Extrait source ▸
· · ·

Et le sens que l’Indép (oh zut, je l’ai cité) donne au mot mouvement  mérite quelques commentaires.
Il doit accélérer !
D’abord, une petite perfidie,  en disant que la seule chose nouvelle et intéressante qu’Hollande ait annoncée dans sa conférence de presse n’était pas de lui, mais  d’un de ses inspirateurs, l’artiste suisse Jean Tinguely ( un inventeur de mobiles en tous genres) qui a dit « La seule chose stable, c’est le mouvement ».Et l’éditorialiste,  de s’appuyer sur ce paradoxe pour gloser sur tout ce qui bouge en ce bas monde, d’autant plus que la crise a horreur de l’immobilité. Et de déboucher sur la conclusion imparable : le chef de l’état doit bouger  et vite. Jusque-là il a tout fait au ralenti, il doit accélérer et en profondeur… « sur les retraites, sur le gouvernement économique de l’Europe, sur les grands chantiers d’avenir. »
En marche arrière.

· · ·

Données fournies ▸
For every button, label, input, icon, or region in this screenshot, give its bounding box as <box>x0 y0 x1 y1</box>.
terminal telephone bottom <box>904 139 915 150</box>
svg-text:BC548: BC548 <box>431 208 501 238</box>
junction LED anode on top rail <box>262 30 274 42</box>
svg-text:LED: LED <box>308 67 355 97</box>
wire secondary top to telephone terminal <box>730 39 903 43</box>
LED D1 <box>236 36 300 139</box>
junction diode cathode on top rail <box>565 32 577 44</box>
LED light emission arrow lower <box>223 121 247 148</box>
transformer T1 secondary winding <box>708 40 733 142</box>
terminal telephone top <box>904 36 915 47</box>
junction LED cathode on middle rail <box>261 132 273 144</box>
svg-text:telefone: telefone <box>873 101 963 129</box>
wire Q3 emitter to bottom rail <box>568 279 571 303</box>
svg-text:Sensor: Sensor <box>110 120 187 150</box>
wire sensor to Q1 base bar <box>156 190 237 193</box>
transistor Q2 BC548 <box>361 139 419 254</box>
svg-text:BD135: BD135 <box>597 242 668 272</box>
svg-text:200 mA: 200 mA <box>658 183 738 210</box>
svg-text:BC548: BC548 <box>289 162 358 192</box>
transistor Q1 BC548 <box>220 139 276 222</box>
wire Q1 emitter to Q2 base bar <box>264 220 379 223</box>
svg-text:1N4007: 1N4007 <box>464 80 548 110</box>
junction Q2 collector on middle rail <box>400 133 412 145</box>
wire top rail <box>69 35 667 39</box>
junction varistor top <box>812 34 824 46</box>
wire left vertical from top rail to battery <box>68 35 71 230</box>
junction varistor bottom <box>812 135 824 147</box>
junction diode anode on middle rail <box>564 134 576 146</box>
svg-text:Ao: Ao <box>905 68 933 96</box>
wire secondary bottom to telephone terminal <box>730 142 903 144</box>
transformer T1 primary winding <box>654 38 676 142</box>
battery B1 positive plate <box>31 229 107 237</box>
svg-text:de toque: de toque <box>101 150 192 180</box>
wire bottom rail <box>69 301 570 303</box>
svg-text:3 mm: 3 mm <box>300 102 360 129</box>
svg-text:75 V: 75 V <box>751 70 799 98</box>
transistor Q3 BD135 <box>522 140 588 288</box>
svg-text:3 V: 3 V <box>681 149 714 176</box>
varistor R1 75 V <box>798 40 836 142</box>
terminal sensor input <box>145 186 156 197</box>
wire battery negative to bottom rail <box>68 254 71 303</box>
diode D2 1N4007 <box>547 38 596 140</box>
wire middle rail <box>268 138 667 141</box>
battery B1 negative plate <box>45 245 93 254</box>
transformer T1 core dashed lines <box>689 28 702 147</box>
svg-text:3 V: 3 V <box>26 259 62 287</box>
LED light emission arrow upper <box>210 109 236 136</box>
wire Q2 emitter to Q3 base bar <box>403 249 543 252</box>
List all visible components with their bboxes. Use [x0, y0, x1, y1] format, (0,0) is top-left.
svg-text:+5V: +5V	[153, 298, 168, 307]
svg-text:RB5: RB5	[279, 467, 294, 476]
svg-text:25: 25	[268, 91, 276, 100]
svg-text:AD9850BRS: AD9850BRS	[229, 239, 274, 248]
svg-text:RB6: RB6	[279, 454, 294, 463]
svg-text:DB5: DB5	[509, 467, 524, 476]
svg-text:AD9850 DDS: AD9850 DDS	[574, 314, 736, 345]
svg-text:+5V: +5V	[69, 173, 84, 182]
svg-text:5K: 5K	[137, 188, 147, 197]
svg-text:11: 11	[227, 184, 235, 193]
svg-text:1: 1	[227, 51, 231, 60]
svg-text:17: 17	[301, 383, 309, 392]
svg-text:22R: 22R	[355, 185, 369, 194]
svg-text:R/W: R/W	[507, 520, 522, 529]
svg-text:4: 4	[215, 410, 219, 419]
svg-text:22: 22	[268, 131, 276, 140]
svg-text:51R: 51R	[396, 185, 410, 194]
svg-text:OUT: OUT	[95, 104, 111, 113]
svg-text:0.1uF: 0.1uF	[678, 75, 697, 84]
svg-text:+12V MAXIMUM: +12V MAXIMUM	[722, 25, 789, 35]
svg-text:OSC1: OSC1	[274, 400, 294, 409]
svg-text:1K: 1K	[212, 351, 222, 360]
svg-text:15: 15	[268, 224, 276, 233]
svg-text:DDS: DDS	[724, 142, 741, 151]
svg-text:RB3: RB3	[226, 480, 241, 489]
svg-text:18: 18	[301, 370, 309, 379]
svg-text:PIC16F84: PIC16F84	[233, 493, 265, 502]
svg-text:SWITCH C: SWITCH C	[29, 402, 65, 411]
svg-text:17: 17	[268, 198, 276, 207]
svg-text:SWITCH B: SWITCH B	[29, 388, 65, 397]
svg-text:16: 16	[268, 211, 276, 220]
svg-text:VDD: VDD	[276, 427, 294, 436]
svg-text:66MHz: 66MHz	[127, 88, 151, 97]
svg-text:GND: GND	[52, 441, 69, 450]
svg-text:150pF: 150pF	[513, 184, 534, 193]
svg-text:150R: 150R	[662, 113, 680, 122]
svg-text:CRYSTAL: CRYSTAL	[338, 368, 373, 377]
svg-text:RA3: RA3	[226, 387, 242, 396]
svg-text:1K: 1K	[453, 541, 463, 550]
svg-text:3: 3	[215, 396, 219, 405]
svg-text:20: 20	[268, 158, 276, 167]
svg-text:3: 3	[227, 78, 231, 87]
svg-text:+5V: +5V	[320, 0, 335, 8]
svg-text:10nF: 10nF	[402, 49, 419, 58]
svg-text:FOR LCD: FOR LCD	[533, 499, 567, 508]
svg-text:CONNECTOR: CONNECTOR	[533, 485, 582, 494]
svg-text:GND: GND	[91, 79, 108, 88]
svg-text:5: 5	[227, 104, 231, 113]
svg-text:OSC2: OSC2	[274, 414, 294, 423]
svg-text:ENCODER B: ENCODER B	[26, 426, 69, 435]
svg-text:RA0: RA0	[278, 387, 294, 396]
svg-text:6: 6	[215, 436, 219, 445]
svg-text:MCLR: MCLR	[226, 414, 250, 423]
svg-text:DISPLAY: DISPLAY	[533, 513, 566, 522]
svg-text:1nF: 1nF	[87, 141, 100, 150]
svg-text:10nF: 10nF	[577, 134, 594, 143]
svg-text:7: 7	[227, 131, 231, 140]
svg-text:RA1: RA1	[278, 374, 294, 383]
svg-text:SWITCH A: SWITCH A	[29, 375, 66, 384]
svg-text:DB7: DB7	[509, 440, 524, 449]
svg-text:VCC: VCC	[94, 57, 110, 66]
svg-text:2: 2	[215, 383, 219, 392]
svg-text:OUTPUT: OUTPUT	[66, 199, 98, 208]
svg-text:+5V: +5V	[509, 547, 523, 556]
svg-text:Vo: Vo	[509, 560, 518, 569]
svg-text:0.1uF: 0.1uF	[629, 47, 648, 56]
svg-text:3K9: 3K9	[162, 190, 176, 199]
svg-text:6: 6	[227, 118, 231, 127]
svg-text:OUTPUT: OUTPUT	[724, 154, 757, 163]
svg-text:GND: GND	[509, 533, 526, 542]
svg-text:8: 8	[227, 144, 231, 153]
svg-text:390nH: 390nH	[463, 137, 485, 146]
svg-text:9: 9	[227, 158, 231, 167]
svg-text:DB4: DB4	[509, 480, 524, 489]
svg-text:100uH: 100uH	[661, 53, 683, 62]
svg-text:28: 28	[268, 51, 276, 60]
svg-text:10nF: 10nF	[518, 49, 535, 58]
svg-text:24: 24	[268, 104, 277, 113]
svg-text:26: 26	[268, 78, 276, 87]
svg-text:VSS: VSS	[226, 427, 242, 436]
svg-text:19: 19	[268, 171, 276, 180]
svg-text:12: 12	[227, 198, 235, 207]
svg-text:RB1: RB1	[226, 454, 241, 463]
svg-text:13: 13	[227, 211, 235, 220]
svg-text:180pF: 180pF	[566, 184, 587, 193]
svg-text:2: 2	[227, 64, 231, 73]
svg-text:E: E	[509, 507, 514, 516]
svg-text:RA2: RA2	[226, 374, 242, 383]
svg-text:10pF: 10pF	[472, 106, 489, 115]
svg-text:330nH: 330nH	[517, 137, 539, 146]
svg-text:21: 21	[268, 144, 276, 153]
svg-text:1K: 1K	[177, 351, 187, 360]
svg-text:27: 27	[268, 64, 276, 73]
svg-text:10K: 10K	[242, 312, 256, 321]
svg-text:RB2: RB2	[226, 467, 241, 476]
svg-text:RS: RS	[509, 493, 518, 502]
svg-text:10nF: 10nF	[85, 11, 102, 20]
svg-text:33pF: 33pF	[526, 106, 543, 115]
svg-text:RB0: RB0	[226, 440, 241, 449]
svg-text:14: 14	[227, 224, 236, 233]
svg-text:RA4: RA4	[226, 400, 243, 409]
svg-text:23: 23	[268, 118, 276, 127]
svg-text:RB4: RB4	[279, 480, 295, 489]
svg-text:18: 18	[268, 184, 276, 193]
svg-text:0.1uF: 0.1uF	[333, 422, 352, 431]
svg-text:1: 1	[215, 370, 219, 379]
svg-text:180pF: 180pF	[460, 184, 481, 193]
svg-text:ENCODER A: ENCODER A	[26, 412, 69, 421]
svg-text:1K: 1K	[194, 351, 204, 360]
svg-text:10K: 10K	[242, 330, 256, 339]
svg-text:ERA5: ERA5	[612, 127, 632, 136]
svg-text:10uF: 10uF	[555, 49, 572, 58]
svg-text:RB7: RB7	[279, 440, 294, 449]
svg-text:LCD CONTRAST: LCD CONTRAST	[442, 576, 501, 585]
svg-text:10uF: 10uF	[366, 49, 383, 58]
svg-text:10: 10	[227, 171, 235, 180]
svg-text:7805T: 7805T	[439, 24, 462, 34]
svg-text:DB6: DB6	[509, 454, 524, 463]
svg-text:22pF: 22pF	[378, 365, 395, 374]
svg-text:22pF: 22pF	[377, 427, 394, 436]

· · ·

Consigne 1 ▸ Recopiez à l'identique les lignes du listing, de la première jusqu'à celle qui contient « wire secondary top », cette dernière comprise.
Consigne 2 ▸ Poursuivez la rédaction de l'extrait sur la conférence de presse de Hollande après sa dernière phrase.
L'extrait sur la conférence de presse de Hollande et le listing sont deux sources distinctes.

Résultat final 1 ▸
For every button, label, input, icon, or region in this screenshot, give its bounding box as <box>x0 y0 x1 y1</box>.
terminal telephone bottom <box>904 139 915 150</box>
svg-text:BC548: BC548 <box>431 208 501 238</box>
junction LED anode on top rail <box>262 30 274 42</box>
svg-text:LED: LED <box>308 67 355 97</box>
wire secondary top to telephone terminal <box>730 39 903 43</box>

Résultat final 2 ▸
 Comme vous n’êtes pas des lecteurs idiots, vous avez compris que le mouvement préconisé sur les retraites, c’est un mouvement à sens unique, ou en marche arrière, comme vous voulez : travailler plus longtemps, payer plus de cotisations, pour partir plus âgés (et contents sans doute) avec des retraites réduites. Comme disent les linguistes, le beau mot de mouvement a perdu toute sa polysémie, c'est-à-dire toute la richesse de ses sens multiples, divers et ouverts, que notre éditorialiste ne semble même pas soupçonner, pour servir à bourrer les crânes d’un mensonge éhonté : le pays ne peut plus nourrir ses vieux, il va falloir passer à la caisse et faire passer à la casse dans la foulée tant d’autres droits qui ne sont que des survivances d’un monde défunt. Les millions de chômeurs, de précaires, les tonnes de retraités pauvres,  la misère sociale enkystée, c’est le fatum, on n’y peut rien. Hollande doit bouger dans le sens d’une politique encore plus réactionnaire pour que tous les réactionnaires du monde entier puissent en se donnant la main dire : on a gagné, regardez dans quel état on a mis le pays qui a fait quelques révolutions, qui a organisé la Résistance, qui a inventé un état social. Et cerise sur le gâteau : c’est un socialiste qui est à la manœuvre.
Chapeau ! La réaction !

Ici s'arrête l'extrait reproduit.